[Data records]
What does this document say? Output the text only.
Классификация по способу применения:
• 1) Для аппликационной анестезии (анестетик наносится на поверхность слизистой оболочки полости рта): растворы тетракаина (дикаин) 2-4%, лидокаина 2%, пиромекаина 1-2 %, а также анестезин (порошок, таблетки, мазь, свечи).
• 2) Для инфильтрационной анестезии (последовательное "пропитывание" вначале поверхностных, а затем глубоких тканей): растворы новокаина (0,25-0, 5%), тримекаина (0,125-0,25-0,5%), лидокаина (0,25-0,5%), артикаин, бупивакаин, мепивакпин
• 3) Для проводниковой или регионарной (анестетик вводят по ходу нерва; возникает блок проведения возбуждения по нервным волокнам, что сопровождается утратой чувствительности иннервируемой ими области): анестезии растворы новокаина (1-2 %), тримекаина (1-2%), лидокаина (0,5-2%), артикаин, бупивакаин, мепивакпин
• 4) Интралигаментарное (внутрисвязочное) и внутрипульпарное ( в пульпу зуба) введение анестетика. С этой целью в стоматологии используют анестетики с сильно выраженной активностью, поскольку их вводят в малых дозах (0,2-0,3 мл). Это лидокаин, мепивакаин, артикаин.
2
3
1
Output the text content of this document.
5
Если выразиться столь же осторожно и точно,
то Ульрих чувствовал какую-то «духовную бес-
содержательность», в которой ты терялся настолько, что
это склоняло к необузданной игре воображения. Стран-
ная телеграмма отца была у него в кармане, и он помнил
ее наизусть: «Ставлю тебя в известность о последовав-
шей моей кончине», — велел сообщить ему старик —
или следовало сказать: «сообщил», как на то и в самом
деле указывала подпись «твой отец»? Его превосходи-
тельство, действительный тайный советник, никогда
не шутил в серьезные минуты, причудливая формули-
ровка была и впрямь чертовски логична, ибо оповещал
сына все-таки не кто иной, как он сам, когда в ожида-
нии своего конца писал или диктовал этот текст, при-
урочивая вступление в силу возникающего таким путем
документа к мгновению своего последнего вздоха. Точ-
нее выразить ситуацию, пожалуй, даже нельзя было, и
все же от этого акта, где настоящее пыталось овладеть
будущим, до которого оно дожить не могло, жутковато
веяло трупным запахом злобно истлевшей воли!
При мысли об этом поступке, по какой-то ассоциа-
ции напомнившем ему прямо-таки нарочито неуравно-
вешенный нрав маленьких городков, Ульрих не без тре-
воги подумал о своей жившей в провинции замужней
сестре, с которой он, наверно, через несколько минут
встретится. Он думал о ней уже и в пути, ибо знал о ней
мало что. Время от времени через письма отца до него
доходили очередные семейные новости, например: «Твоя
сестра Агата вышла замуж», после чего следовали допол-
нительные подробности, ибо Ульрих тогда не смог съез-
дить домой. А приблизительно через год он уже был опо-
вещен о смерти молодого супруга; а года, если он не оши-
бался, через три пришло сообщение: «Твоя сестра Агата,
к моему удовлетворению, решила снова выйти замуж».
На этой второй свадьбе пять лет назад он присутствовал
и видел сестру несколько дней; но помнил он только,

◆ **Aim of the exercise**:
Pick out each line containing the string "своего" and copy it.

◆ **Response**:
нии своего конца писал или диктовал этот текст, при-
документа к мгновению своего последнего вздоха. Точ-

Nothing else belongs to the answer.